DATA FOR THE TASK:
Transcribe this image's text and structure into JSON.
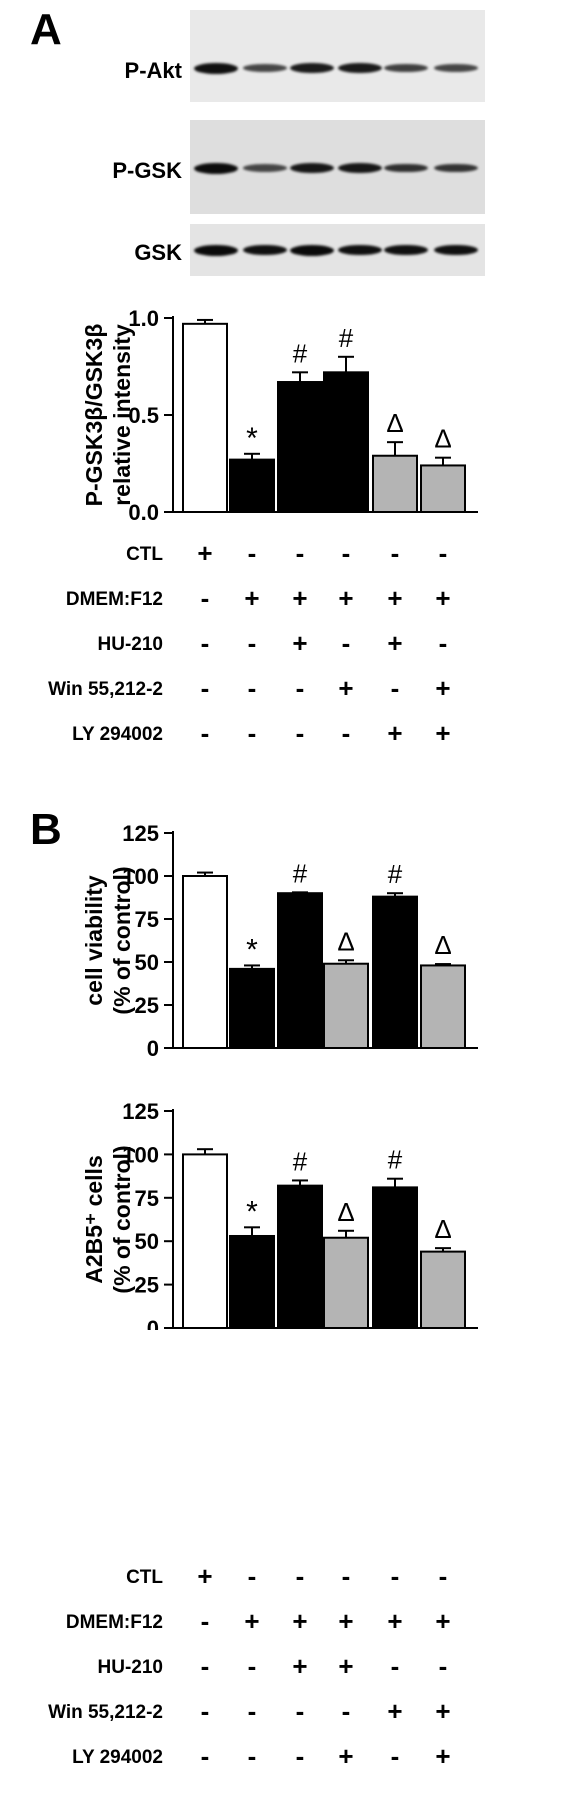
{
  "panel_a": {
    "letter": "A",
    "blots": [
      {
        "label": "P-Akt",
        "bg": "#e9e9e9",
        "band_color": "#101010",
        "intensity": [
          1.0,
          0.55,
          0.9,
          0.9,
          0.6,
          0.55
        ]
      },
      {
        "label": "P-GSK",
        "bg": "#dedede",
        "band_color": "#0c0c0c",
        "intensity": [
          1.0,
          0.5,
          0.9,
          0.9,
          0.7,
          0.65
        ]
      },
      {
        "label": "GSK",
        "bg": "#e4e4e4",
        "band_color": "#0a0a0a",
        "intensity": [
          1.0,
          0.95,
          1.0,
          0.95,
          0.95,
          0.95
        ]
      }
    ],
    "treatments": [
      {
        "label": "CTL",
        "marks": [
          "+",
          "-",
          "-",
          "-",
          "-",
          "-"
        ]
      },
      {
        "label": "DMEM:F12",
        "marks": [
          "-",
          "+",
          "+",
          "+",
          "+",
          "+"
        ]
      },
      {
        "label": "HU-210",
        "marks": [
          "-",
          "-",
          "+",
          "-",
          "+",
          "-"
        ]
      },
      {
        "label": "Win 55,212-2",
        "marks": [
          "-",
          "-",
          "-",
          "+",
          "-",
          "+"
        ]
      },
      {
        "label": "LY 294002",
        "marks": [
          "-",
          "-",
          "-",
          "-",
          "+",
          "+"
        ]
      }
    ]
  },
  "panel_b": {
    "letter": "B",
    "treatments": [
      {
        "label": "CTL",
        "marks": [
          "+",
          "-",
          "-",
          "-",
          "-",
          "-"
        ]
      },
      {
        "label": "DMEM:F12",
        "marks": [
          "-",
          "+",
          "+",
          "+",
          "+",
          "+"
        ]
      },
      {
        "label": "HU-210",
        "marks": [
          "-",
          "-",
          "+",
          "+",
          "-",
          "-"
        ]
      },
      {
        "label": "Win 55,212-2",
        "marks": [
          "-",
          "-",
          "-",
          "-",
          "+",
          "+"
        ]
      },
      {
        "label": "LY 294002",
        "marks": [
          "-",
          "-",
          "-",
          "+",
          "-",
          "+"
        ]
      }
    ]
  },
  "colors": {
    "white_bar": "#ffffff",
    "black_bar": "#000000",
    "gray_bar": "#b4b4b4"
  },
  "chart_data": [
    {
      "type": "bar",
      "ylabel_lines": [
        "P-GSK3β/GSK3β",
        "relative intensity"
      ],
      "ylim": [
        0,
        1.0
      ],
      "yticks": [
        0,
        0.5,
        1.0
      ],
      "yticklabels": [
        "0.0",
        "0.5",
        "1.0"
      ],
      "values": [
        0.97,
        0.27,
        0.67,
        0.72,
        0.29,
        0.24
      ],
      "errors": [
        0.02,
        0.03,
        0.05,
        0.08,
        0.07,
        0.04
      ],
      "bar_colors": [
        "white",
        "black",
        "black",
        "black",
        "gray",
        "gray"
      ],
      "annotations": [
        "",
        "*",
        "#",
        "#",
        "Δ",
        "Δ"
      ]
    },
    {
      "type": "bar",
      "ylabel_lines": [
        "cell viability",
        "(% of control)"
      ],
      "ylim": [
        0,
        125
      ],
      "yticks": [
        0,
        25,
        50,
        75,
        100,
        125
      ],
      "yticklabels": [
        "0",
        "25",
        "50",
        "75",
        "100",
        "125"
      ],
      "values": [
        100,
        46,
        90,
        49,
        88,
        48
      ],
      "errors": [
        2,
        2,
        0.5,
        2,
        2,
        0.8
      ],
      "bar_colors": [
        "white",
        "black",
        "black",
        "gray",
        "black",
        "gray"
      ],
      "annotations": [
        "",
        "*",
        "#",
        "Δ",
        "#",
        "Δ"
      ]
    },
    {
      "type": "bar",
      "ylabel_lines": [
        "A2B5⁺ cells",
        "(% of control)"
      ],
      "ylim": [
        0,
        125
      ],
      "yticks": [
        0,
        25,
        50,
        75,
        100,
        125
      ],
      "yticklabels": [
        "0",
        "25",
        "50",
        "75",
        "100",
        "125"
      ],
      "values": [
        100,
        53,
        82,
        52,
        81,
        44
      ],
      "errors": [
        3,
        5,
        3,
        4,
        5,
        2
      ],
      "bar_colors": [
        "white",
        "black",
        "black",
        "gray",
        "black",
        "gray"
      ],
      "annotations": [
        "",
        "*",
        "#",
        "Δ",
        "#",
        "Δ"
      ]
    }
  ]
}
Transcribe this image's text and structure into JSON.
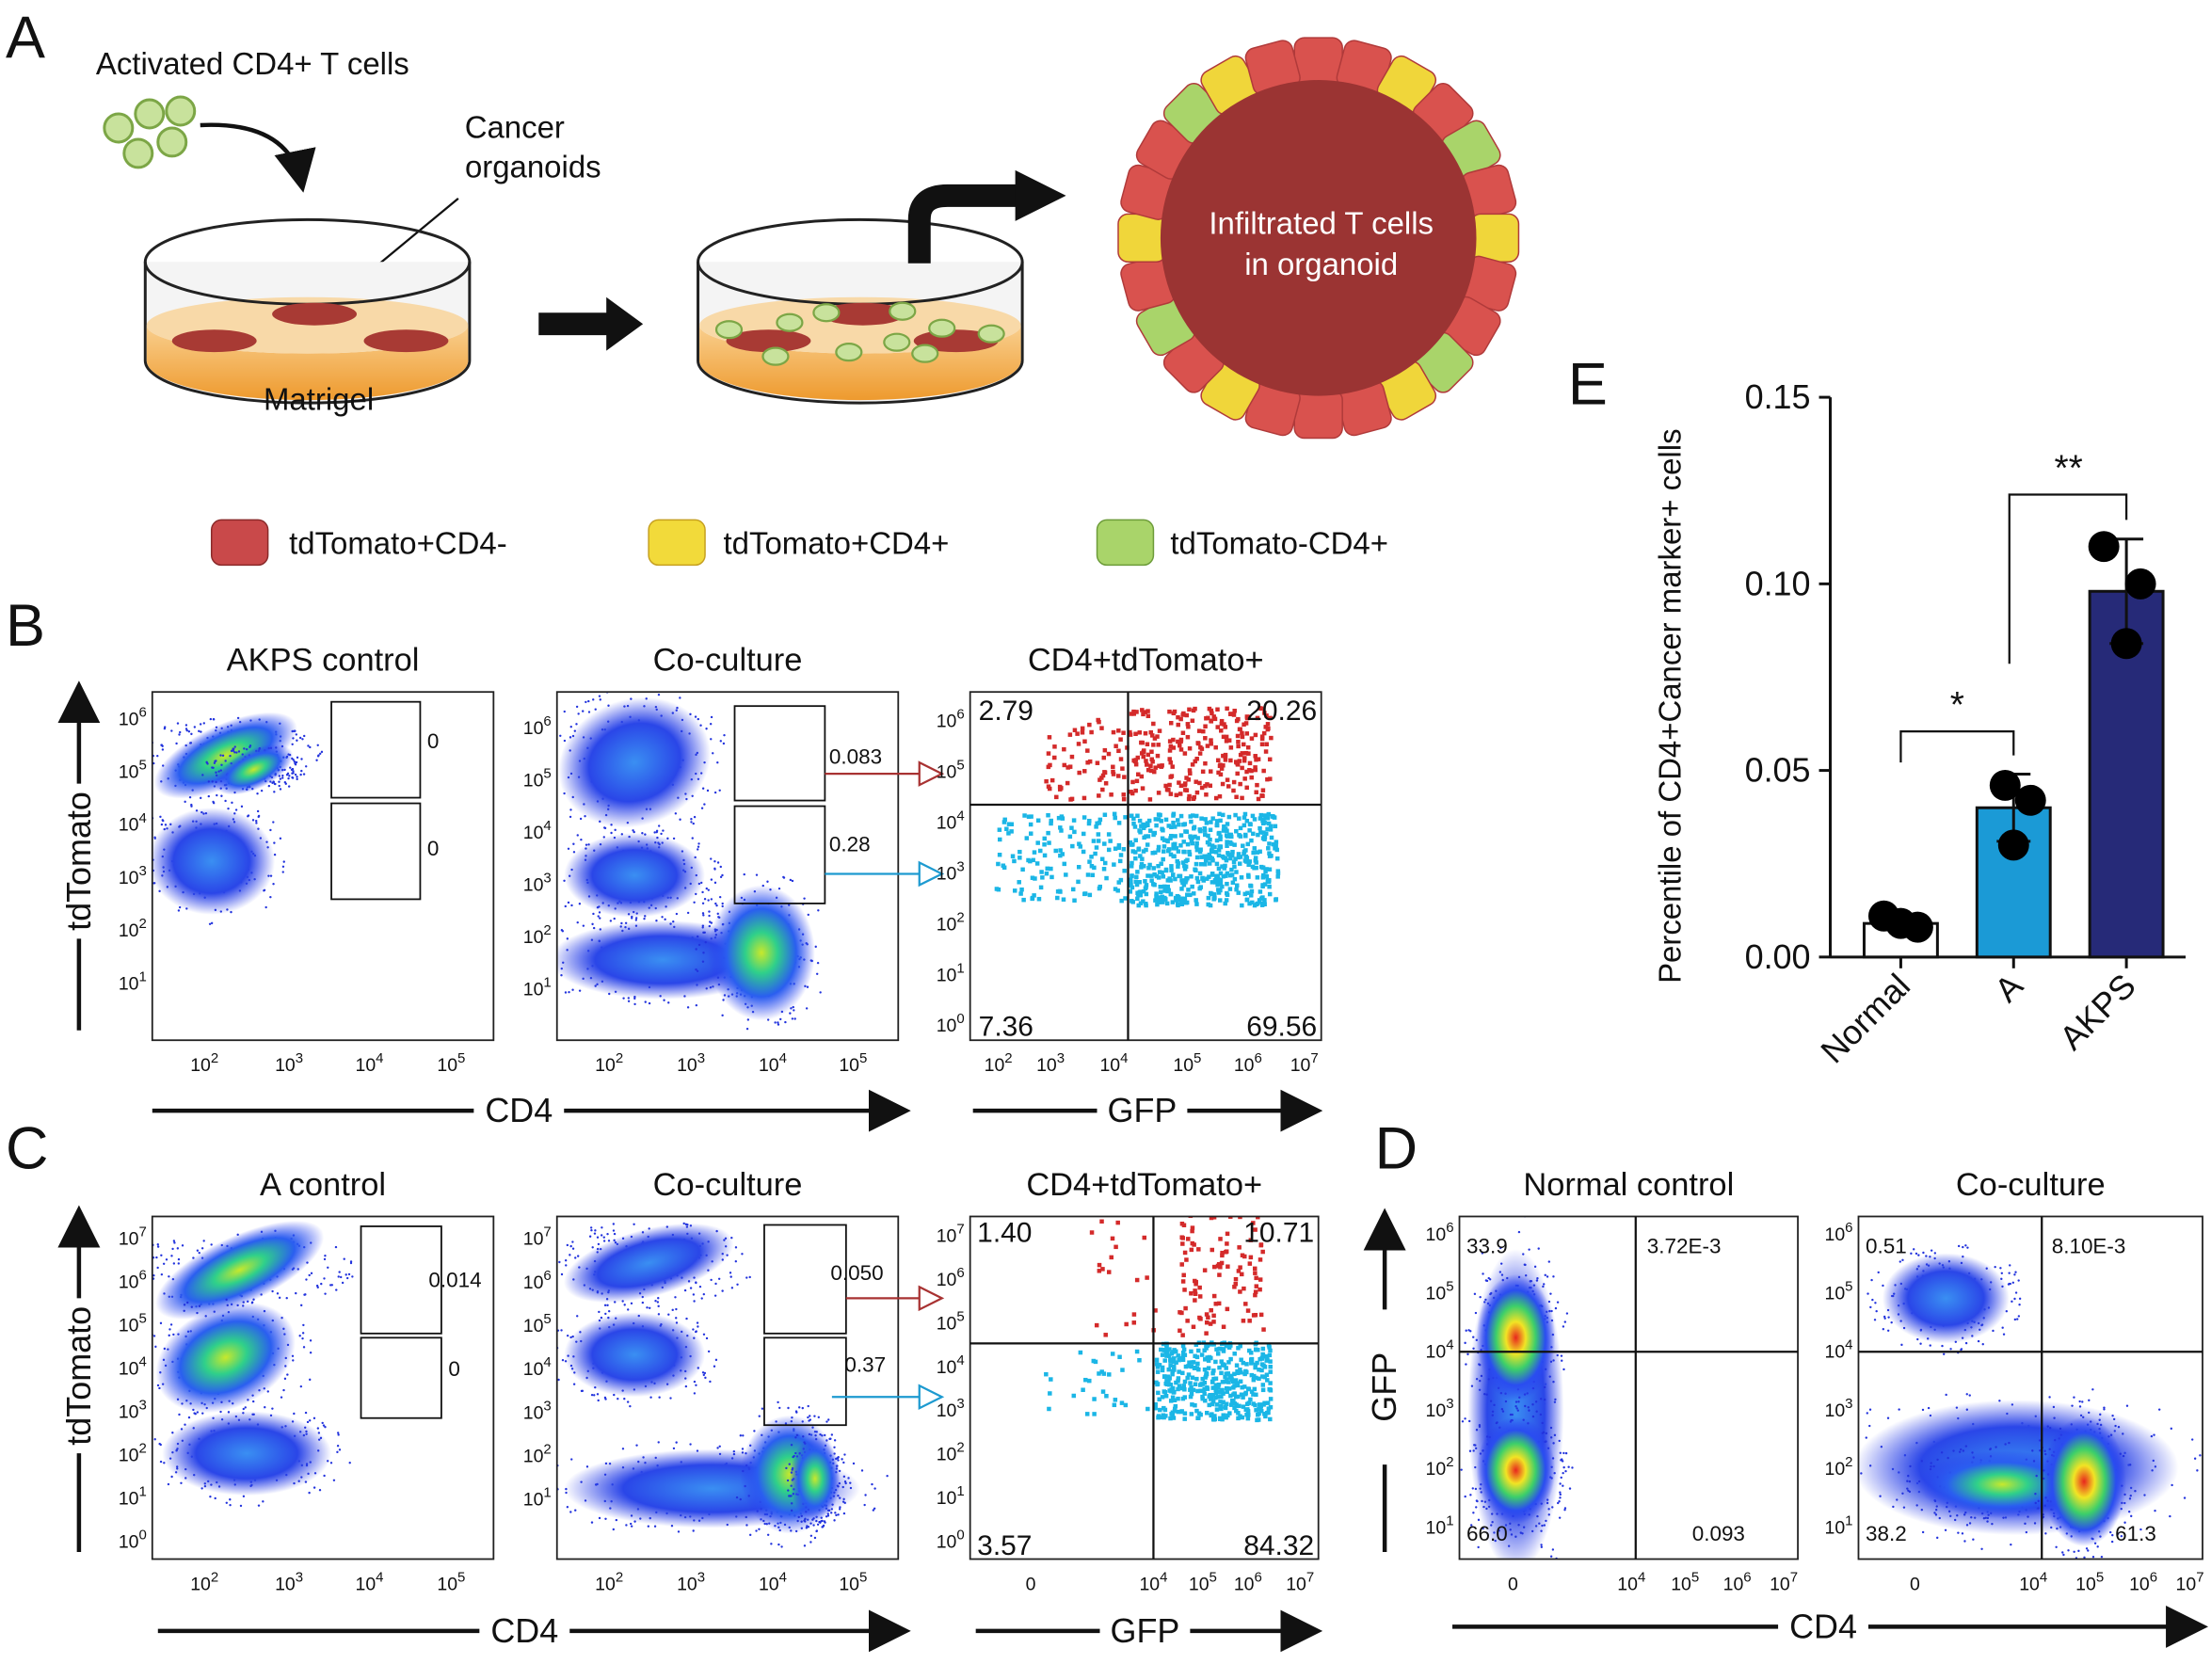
{
  "panel_labels": [
    "A",
    "B",
    "C",
    "D",
    "E"
  ],
  "schematic": {
    "t_cells": "Activated CD4+ T cells",
    "organoids": [
      "Cancer",
      "organoids"
    ],
    "matrigel": "Matrigel",
    "organoid_label": [
      "Infiltrated T cells",
      "in organoid"
    ]
  },
  "legend": [
    "tdTomato+CD4-",
    "tdTomato+CD4+",
    "tdTomato-CD4+"
  ],
  "flow_axis_base": "10",
  "axis_labels": {
    "B": {
      "y": "tdTomato",
      "x": [
        "CD4",
        "GFP"
      ]
    },
    "C": {
      "y": "tdTomato",
      "x": [
        "CD4",
        "GFP"
      ]
    },
    "D": {
      "y": "GFP",
      "x": [
        "CD4"
      ]
    }
  },
  "flow_plots": [
    {
      "title": "AKPS control",
      "gates": [
        "0",
        "0"
      ],
      "yexp": [
        "1",
        "2",
        "3",
        "4",
        "5",
        "6"
      ],
      "xexp": [
        "2",
        "3",
        "4",
        "5"
      ]
    },
    {
      "title": "Co-culture",
      "gates": [
        "0.083",
        "0.28"
      ],
      "yexp": [
        "1",
        "2",
        "3",
        "4",
        "5",
        "6"
      ],
      "xexp": [
        "2",
        "3",
        "4",
        "5"
      ]
    },
    {
      "title": "CD4+tdTomato+",
      "quadrants": [
        "2.79",
        "20.26",
        "7.36",
        "69.56"
      ],
      "yexp": [
        "0",
        "1",
        "2",
        "3",
        "4",
        "5",
        "6"
      ],
      "xexp": [
        "2",
        "3",
        "4",
        "5",
        "6",
        "7"
      ]
    },
    {
      "title": "A control",
      "gates": [
        "0.014",
        "0"
      ],
      "yexp": [
        "0",
        "1",
        "2",
        "3",
        "4",
        "5",
        "6",
        "7"
      ],
      "xexp": [
        "2",
        "3",
        "4",
        "5"
      ]
    },
    {
      "title": "Co-culture",
      "gates": [
        "0.050",
        "0.37"
      ],
      "yexp": [
        "1",
        "2",
        "3",
        "4",
        "5",
        "6",
        "7"
      ],
      "xexp": [
        "2",
        "3",
        "4",
        "5"
      ]
    },
    {
      "title": "CD4+tdTomato+",
      "quadrants": [
        "1.40",
        "10.71",
        "3.57",
        "84.32"
      ],
      "yexp": [
        "0",
        "1",
        "2",
        "3",
        "4",
        "5",
        "6",
        "7"
      ],
      "x_zero": "0",
      "xexp": [
        "4",
        "5",
        "6",
        "7"
      ]
    },
    {
      "title": "Normal control",
      "quadrants": [
        "33.9",
        "3.72E-3",
        "66.0",
        "0.093"
      ],
      "yexp": [
        "1",
        "2",
        "3",
        "4",
        "5",
        "6"
      ],
      "x_zero": "0",
      "xexp": [
        "4",
        "5",
        "6",
        "7"
      ]
    },
    {
      "title": "Co-culture",
      "quadrants": [
        "0.51",
        "8.10E-3",
        "38.2",
        "61.3"
      ],
      "yexp": [
        "1",
        "2",
        "3",
        "4",
        "5",
        "6"
      ],
      "x_zero": "0",
      "xexp": [
        "4",
        "5",
        "6",
        "7"
      ]
    }
  ],
  "chart_data": {
    "type": "bar",
    "y_label": "Percentile of CD4+Cancer marker+ cells",
    "categories": [
      "Normal",
      "A",
      "AKPS"
    ],
    "values": [
      0.009,
      0.04,
      0.098
    ],
    "errors": [
      0.001,
      0.009,
      0.014
    ],
    "points": [
      [
        0.011,
        0.009,
        0.008
      ],
      [
        0.046,
        0.042,
        0.03
      ],
      [
        0.11,
        0.1,
        0.084
      ]
    ],
    "colors": [
      "#ffffff",
      "#1b9ad6",
      "#262a78"
    ],
    "annotations": [
      "*",
      "**"
    ],
    "ylim": [
      0,
      0.15
    ],
    "yticks": [
      {
        "value": 0,
        "label": "0.00"
      },
      {
        "value": 0.05,
        "label": "0.05"
      },
      {
        "value": 0.1,
        "label": "0.10"
      },
      {
        "value": 0.15,
        "label": "0.15"
      }
    ]
  }
}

PROBLEM: Find how many lines of the listing include the word "Cancer" and answer with that count by itself.

TASK ANSWER: 2